Records about charts and figures
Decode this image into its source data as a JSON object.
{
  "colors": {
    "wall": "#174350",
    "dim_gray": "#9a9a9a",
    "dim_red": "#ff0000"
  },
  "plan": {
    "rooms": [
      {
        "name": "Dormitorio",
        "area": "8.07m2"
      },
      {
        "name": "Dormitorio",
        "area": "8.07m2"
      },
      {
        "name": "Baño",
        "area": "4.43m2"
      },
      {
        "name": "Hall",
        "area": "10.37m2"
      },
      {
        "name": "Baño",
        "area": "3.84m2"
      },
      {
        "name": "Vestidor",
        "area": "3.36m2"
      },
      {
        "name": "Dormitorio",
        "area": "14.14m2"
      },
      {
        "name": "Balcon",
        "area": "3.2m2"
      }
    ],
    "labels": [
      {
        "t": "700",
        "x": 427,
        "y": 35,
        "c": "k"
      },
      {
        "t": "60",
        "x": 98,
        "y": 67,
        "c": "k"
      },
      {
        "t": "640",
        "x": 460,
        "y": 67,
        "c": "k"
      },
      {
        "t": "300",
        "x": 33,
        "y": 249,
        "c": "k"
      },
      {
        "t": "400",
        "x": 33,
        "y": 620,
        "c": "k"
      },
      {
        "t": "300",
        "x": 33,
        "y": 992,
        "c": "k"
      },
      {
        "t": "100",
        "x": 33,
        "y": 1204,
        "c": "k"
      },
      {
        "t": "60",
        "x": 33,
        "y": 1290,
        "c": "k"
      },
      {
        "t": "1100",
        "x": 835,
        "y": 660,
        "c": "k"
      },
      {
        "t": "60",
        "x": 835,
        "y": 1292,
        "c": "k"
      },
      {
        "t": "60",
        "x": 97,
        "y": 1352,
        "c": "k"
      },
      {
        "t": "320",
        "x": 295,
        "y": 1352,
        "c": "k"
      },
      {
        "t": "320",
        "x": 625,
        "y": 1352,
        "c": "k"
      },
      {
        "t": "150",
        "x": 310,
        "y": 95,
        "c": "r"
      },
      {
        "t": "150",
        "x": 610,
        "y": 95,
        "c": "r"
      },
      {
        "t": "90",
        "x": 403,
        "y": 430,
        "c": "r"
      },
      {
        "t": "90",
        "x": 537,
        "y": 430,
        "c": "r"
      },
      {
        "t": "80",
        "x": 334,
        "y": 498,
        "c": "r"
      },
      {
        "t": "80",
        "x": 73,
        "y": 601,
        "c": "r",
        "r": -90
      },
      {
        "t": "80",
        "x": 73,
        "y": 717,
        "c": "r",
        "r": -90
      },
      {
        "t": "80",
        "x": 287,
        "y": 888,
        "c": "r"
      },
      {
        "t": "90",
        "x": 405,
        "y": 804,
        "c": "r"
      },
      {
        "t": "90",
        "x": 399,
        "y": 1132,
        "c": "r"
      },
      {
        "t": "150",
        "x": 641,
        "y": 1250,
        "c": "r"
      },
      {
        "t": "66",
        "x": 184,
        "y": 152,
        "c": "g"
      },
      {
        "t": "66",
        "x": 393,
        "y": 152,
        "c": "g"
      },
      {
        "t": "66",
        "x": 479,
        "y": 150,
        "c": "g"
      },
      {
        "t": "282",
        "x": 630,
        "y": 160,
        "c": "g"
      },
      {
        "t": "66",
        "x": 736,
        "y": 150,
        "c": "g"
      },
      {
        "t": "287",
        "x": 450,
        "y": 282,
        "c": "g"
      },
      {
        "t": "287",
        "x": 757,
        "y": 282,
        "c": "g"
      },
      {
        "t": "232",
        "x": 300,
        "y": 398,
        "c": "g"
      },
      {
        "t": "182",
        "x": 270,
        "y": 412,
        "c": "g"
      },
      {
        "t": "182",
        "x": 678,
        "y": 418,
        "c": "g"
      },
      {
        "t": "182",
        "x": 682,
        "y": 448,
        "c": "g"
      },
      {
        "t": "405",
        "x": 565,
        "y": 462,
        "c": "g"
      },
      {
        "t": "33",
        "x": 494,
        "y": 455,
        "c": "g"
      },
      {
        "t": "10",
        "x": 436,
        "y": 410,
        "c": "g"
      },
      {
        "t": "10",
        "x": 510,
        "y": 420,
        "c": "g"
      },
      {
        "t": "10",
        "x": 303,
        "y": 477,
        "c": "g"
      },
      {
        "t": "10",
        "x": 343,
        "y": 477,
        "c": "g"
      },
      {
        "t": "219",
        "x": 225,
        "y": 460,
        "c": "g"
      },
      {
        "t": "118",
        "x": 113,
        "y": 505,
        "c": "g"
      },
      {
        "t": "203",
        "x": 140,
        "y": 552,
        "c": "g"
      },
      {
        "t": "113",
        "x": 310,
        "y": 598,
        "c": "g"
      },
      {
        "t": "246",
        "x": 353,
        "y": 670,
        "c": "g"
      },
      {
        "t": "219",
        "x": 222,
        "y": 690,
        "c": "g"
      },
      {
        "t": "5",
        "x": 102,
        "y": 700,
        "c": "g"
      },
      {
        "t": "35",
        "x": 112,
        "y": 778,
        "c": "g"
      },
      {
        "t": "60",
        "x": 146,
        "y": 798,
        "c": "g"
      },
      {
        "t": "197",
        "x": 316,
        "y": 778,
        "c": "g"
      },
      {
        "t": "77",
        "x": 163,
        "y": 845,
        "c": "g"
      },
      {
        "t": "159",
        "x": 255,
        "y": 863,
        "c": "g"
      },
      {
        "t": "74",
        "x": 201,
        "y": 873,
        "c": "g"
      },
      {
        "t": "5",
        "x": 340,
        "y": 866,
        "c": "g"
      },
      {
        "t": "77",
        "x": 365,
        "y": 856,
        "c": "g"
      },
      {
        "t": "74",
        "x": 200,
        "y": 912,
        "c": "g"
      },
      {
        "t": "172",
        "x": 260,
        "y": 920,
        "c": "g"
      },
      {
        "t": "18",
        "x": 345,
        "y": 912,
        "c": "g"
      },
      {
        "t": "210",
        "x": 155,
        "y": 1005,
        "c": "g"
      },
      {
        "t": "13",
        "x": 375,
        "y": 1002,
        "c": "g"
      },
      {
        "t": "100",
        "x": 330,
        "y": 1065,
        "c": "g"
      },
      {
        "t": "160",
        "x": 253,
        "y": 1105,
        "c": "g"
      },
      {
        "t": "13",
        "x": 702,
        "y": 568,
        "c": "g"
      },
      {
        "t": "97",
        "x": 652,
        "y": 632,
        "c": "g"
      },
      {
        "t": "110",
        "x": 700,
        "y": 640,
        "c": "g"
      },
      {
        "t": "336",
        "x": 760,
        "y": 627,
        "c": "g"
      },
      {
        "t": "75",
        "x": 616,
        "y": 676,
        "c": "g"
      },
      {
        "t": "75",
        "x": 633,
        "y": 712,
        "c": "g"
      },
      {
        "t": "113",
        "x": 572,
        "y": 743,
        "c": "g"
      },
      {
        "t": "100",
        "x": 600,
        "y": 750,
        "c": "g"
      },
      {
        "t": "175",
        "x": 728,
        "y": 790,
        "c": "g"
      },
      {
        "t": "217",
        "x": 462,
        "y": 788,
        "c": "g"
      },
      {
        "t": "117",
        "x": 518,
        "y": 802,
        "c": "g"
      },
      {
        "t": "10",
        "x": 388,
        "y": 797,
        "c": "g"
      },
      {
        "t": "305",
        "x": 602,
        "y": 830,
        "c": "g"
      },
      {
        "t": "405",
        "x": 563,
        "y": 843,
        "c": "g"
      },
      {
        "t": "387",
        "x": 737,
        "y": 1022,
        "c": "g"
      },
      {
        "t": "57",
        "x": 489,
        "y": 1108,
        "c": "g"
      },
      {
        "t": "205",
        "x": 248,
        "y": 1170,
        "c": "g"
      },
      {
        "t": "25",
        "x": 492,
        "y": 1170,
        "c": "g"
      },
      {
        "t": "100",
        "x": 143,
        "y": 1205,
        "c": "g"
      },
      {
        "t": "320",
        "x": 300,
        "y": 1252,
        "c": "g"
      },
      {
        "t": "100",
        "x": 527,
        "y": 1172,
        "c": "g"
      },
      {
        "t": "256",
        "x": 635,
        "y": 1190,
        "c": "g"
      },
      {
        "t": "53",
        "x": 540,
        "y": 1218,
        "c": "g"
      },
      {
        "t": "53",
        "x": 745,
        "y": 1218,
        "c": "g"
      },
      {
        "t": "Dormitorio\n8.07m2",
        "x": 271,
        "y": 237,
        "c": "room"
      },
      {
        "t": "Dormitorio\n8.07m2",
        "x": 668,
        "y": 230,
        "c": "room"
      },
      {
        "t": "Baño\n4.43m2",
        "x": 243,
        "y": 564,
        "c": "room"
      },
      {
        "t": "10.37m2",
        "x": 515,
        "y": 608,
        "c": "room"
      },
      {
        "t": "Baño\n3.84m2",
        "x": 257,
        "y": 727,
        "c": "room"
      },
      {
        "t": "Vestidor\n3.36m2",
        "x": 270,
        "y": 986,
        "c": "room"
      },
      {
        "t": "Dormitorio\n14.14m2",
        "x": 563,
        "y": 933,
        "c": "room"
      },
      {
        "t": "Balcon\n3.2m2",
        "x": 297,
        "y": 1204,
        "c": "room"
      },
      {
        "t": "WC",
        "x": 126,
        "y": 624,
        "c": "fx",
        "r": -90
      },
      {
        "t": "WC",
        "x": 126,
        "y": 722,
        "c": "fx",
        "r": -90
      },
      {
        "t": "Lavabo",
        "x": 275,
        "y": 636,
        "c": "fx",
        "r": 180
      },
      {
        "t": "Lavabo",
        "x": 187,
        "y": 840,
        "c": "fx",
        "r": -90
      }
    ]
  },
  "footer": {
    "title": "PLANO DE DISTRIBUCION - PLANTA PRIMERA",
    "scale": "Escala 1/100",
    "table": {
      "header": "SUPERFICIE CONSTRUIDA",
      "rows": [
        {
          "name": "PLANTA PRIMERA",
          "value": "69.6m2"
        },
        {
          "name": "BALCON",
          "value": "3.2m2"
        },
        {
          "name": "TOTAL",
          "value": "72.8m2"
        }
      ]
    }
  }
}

■ Stated goal ■
Find each line that has the word "PRIMERA", then copy it out.

■ Output of the exercise ■
    "title": "PLANO DE DISTRIBUCION - PLANTA PRIMERA",
          "name": "PLANTA PRIMERA",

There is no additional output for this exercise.